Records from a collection
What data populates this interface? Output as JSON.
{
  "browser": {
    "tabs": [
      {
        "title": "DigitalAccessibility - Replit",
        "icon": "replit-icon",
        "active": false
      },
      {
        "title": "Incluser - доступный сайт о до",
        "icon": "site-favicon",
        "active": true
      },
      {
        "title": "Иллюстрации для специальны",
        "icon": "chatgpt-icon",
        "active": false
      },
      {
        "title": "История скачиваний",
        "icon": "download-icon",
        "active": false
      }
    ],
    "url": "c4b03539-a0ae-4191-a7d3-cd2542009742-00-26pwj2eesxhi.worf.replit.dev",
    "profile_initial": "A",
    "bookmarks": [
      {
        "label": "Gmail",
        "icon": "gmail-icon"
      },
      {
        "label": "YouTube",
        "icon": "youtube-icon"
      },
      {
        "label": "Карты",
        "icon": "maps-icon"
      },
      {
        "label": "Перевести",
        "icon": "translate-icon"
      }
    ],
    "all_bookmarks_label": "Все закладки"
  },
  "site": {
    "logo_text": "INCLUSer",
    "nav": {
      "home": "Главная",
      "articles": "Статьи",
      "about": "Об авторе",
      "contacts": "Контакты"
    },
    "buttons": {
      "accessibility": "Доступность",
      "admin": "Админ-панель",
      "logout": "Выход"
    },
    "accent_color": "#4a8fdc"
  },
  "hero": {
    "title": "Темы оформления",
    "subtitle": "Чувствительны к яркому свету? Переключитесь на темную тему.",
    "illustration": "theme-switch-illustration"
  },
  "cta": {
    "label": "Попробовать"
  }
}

• **YOUR TASK**
Out of the records, collect only those lines that contain the string "icon".

• **FINISHED EXERCISE**
        "icon": "replit-icon",
        "icon": "site-favicon",
        "icon": "chatgpt-icon",
        "icon": "download-icon",
        "icon": "gmail-icon"
        "icon": "youtube-icon"
        "icon": "maps-icon"
        "icon": "translate-icon"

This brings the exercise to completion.